Euphoria kebebasan yang dialami masyarakat indoensia sejak awal reformasi telah melahirkan hiruk-pikuk tuntutan hak, tuntutan perubahan, perdebadan politik, teriak kelaparan, tuntutan pemberantasan KKN, dan sebagainya. Akibatnya suasana yang terjadi seperti dikatakan Pdt. Eka Darma Putera dalam sebuah renungannya, “orang-orang hanya mampu berteriak sekeras mungkin, tetapi tidak mendengar sebaik mungkin. Sehingga yang terjadi adalah laksana perdebatan dua orang tuli”, yang tentunya sia,sia, tidak ada artinya..

Kutipan dari dataset
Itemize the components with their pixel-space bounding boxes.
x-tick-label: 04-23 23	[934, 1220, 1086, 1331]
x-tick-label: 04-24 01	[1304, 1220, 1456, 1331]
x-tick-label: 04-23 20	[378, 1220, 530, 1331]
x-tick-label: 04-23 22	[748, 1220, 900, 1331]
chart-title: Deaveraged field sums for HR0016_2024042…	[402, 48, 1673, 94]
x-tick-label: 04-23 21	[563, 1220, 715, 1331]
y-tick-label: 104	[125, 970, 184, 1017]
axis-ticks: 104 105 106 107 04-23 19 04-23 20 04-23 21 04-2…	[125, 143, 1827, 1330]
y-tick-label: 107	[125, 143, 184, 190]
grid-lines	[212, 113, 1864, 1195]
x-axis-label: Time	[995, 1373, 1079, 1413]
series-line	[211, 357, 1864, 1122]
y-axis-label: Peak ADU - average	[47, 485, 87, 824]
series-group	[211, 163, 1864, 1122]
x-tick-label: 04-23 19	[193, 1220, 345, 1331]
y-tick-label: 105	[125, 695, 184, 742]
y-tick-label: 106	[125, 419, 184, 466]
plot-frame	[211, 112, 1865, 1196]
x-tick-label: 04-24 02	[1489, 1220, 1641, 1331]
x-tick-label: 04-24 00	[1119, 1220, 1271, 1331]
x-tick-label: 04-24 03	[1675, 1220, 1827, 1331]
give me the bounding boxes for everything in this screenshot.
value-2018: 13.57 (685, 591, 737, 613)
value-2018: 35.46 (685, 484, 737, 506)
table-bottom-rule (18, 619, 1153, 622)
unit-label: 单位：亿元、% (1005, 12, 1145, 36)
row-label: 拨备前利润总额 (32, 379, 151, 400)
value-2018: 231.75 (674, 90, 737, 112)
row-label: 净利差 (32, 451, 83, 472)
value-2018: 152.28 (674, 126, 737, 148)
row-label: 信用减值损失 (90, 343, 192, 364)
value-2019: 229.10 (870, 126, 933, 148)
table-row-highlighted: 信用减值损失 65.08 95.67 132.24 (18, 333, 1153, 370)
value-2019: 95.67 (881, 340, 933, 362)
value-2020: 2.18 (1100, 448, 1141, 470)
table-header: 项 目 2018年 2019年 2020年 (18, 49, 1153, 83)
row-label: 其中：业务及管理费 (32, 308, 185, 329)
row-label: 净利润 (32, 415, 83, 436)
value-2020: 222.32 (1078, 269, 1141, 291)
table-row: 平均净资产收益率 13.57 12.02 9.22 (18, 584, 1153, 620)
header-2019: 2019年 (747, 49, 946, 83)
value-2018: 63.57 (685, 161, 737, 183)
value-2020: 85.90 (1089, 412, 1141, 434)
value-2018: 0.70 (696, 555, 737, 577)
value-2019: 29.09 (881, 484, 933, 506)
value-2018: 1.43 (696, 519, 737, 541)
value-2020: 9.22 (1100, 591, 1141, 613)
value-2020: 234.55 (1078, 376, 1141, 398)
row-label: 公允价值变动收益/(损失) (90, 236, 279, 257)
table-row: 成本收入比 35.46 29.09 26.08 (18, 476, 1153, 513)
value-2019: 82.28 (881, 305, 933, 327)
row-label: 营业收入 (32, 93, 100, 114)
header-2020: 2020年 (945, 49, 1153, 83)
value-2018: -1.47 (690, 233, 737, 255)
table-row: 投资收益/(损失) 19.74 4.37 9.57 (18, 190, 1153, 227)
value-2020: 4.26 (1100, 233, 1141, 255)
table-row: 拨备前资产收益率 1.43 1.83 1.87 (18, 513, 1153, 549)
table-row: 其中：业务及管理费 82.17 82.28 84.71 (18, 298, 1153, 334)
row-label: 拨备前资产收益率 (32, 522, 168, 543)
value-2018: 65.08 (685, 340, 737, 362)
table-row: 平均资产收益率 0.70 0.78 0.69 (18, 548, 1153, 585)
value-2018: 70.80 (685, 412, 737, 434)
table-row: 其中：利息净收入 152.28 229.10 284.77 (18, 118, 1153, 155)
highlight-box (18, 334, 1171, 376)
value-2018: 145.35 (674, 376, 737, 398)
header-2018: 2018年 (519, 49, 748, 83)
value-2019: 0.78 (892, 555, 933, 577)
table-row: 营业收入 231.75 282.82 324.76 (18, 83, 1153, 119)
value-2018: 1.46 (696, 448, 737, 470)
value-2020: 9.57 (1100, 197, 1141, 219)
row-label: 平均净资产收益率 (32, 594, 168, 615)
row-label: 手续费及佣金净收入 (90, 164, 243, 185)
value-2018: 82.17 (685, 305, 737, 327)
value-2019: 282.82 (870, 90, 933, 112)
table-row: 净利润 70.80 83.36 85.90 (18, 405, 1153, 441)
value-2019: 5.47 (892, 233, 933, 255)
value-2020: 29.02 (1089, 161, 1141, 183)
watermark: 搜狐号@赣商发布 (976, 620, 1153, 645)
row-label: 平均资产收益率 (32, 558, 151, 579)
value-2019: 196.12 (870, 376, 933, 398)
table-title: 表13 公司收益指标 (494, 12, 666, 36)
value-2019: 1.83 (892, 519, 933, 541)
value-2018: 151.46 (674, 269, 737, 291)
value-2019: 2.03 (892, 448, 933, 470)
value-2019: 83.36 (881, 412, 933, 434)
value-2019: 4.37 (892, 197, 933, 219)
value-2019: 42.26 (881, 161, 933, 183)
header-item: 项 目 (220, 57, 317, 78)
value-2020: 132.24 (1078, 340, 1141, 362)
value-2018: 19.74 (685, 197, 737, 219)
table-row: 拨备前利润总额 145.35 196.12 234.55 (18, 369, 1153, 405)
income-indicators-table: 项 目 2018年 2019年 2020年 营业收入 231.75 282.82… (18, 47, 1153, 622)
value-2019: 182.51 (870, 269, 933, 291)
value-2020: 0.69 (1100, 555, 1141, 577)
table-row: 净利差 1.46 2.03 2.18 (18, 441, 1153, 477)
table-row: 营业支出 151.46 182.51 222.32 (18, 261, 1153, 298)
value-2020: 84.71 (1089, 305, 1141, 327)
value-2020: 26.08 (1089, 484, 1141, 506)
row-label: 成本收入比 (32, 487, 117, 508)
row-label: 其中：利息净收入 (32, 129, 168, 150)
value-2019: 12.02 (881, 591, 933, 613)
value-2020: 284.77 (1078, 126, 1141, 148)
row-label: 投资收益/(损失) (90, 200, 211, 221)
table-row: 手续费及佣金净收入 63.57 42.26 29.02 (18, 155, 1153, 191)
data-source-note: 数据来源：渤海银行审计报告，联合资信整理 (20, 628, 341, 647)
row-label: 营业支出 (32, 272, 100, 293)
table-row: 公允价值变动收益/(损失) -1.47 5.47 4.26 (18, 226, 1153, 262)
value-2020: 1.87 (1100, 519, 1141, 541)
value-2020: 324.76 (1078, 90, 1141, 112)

→ **Soal Latihan**
a - Ketik ulang baris-baris kutipan dataset, mulai dari baris pertama sampai baris yang memuat "1373, 1079, 1413]", dan sertakan kedua ujungnya.
b - Lanjutkan petikan tentang euforia kebebasan sejak awal reformasi, dimulai setelah kalimat terakhirnya.

→ **Jawaban**
a -
Itemize the components with their pixel-space bounding boxes.
x-tick-label: 04-23 23	[934, 1220, 1086, 1331]
x-tick-label: 04-24 01	[1304, 1220, 1456, 1331]
x-tick-label: 04-23 20	[378, 1220, 530, 1331]
x-tick-label: 04-23 22	[748, 1220, 900, 1331]
chart-title: Deaveraged field sums for HR0016_2024042…	[402, 48, 1673, 94]
x-tick-label: 04-23 21	[563, 1220, 715, 1331]
y-tick-label: 104	[125, 970, 184, 1017]
axis-ticks: 104 105 106 107 04-23 19 04-23 20 04-23 21 04-2…	[125, 143, 1827, 1330]
y-tick-label: 107	[125, 143, 184, 190]
grid-lines	[212, 113, 1864, 1195]
x-axis-label: Time	[995, 1373, 1079, 1413]

b -
Mampu mendengarkan adalah sesuatu yang sulit, lebih mudah untuk berbicara dan berteriak tentang kepentingan diri sendiri. Padahal Tuhan menciptakan dua telinga dan satu mulut, bukan sebaliknya. Maka seharusnya kita lebih banyak mendengar dari pada bicara. Apa dan siapa yang harus mendengarkan? Bangsa Israel yang telah begitu terikat oleh dosa disebut Yesaya sebagai orang tuli dan buta (ay 18), sebab mereka sebagai umat Tuhan sejak masa Keluaran hingga pemerintahan Daud, telah melihat dan mendengar banyak tentang perbuatan Tuhan serta apa yang Tuhan inginkan dari mereka sebagai umat-Nya. Namun nyatanya banyak firman Tuhan, dan peristiwa sejarah yang jadi tanda-tanda zaman memperingatkan mereka, tidak diindahkan (ay 20). Bangsa Israel tetap lebih memilih dosa dan pembertontakan terhadap Allah daripada mendengarkan-Nya dan melakukan tugas pengutusan sebagai umat Tuhan. Akibatnya Allah menghukum mereka, membiarkan mereka menjadi oarng buangan di tanah Babel (ay 24-25).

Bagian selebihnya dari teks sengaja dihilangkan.